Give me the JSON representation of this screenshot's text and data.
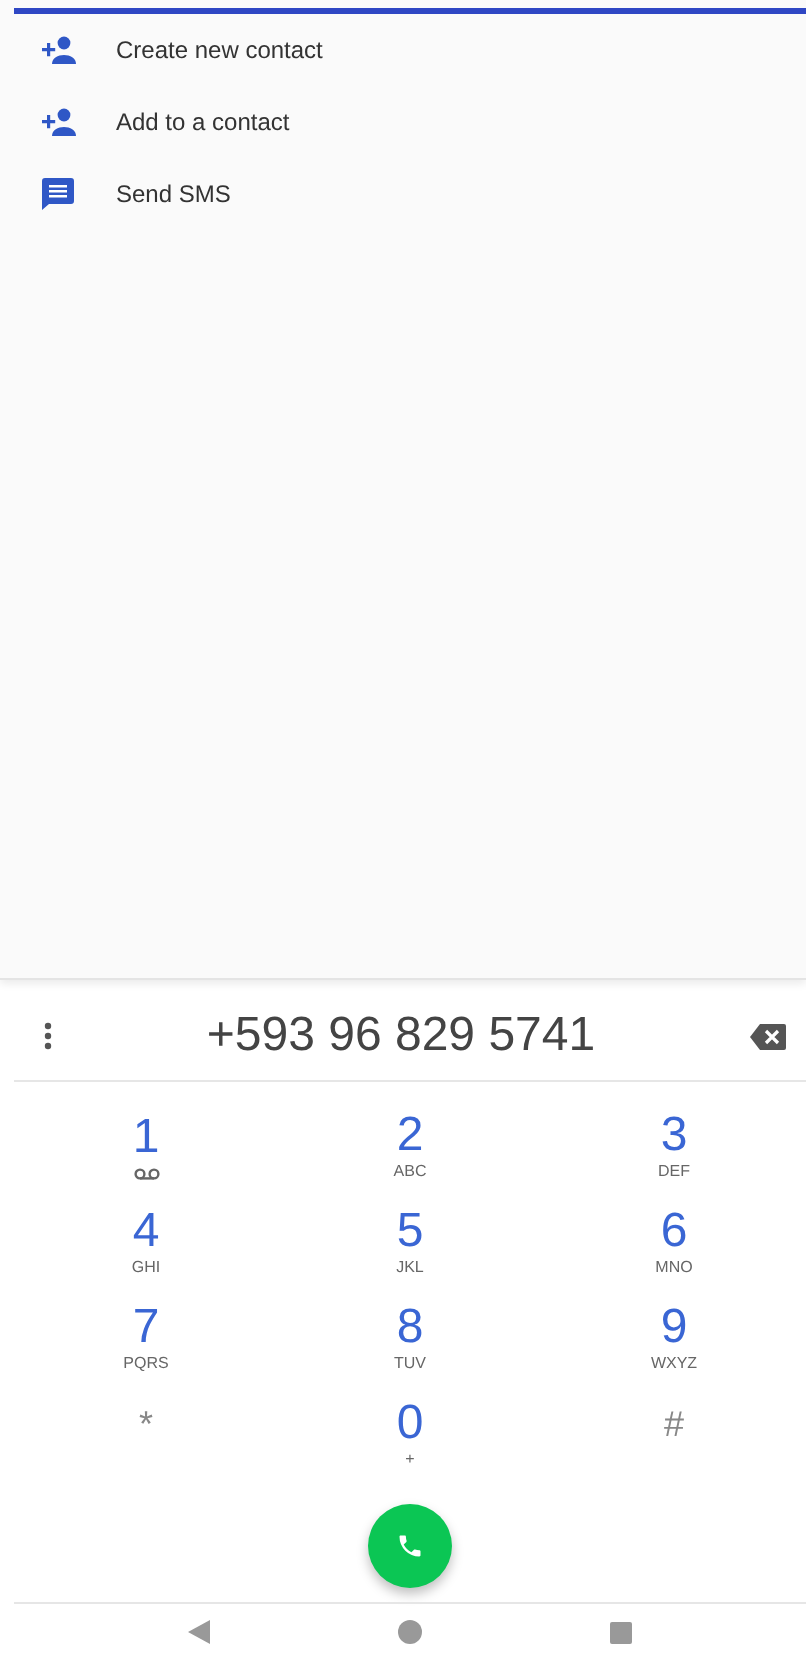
{
  "actions": [
    {
      "kind": "add-person",
      "label": "Create new contact"
    },
    {
      "kind": "add-person",
      "label": "Add to a contact"
    },
    {
      "kind": "message",
      "label": "Send SMS"
    }
  ],
  "dialer": {
    "number": "+593 96 829 5741"
  },
  "keys": [
    {
      "kind": "voicemail",
      "digit": "1"
    },
    {
      "kind": "letters",
      "digit": "2",
      "letters": "ABC"
    },
    {
      "kind": "letters",
      "digit": "3",
      "letters": "DEF"
    },
    {
      "kind": "letters",
      "digit": "4",
      "letters": "GHI"
    },
    {
      "kind": "letters",
      "digit": "5",
      "letters": "JKL"
    },
    {
      "kind": "letters",
      "digit": "6",
      "letters": "MNO"
    },
    {
      "kind": "letters",
      "digit": "7",
      "letters": "PQRS"
    },
    {
      "kind": "letters",
      "digit": "8",
      "letters": "TUV"
    },
    {
      "kind": "letters",
      "digit": "9",
      "letters": "WXYZ"
    },
    {
      "kind": "symbol",
      "digit": "*"
    },
    {
      "kind": "letters",
      "digit": "0",
      "letters": "+"
    },
    {
      "kind": "symbol",
      "digit": "#"
    }
  ]
}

▶ [What you have to do]
Print the whole listing above once more, word for word, without its pictures.

▶ [Reply to the exercise]
Give me the JSON representation of this screenshot's text and data.
{
  "actions": [
    {
      "kind": "add-person",
      "label": "Create new contact"
    },
    {
      "kind": "add-person",
      "label": "Add to a contact"
    },
    {
      "kind": "message",
      "label": "Send SMS"
    }
  ],
  "dialer": {
    "number": "+593 96 829 5741"
  },
  "keys": [
    {
      "kind": "voicemail",
      "digit": "1"
    },
    {
      "kind": "letters",
      "digit": "2",
      "letters": "ABC"
    },
    {
      "kind": "letters",
      "digit": "3",
      "letters": "DEF"
    },
    {
      "kind": "letters",
      "digit": "4",
      "letters": "GHI"
    },
    {
      "kind": "letters",
      "digit": "5",
      "letters": "JKL"
    },
    {
      "kind": "letters",
      "digit": "6",
      "letters": "MNO"
    },
    {
      "kind": "letters",
      "digit": "7",
      "letters": "PQRS"
    },
    {
      "kind": "letters",
      "digit": "8",
      "letters": "TUV"
    },
    {
      "kind": "letters",
      "digit": "9",
      "letters": "WXYZ"
    },
    {
      "kind": "symbol",
      "digit": "*"
    },
    {
      "kind": "letters",
      "digit": "0",
      "letters": "+"
    },
    {
      "kind": "symbol",
      "digit": "#"
    }
  ]
}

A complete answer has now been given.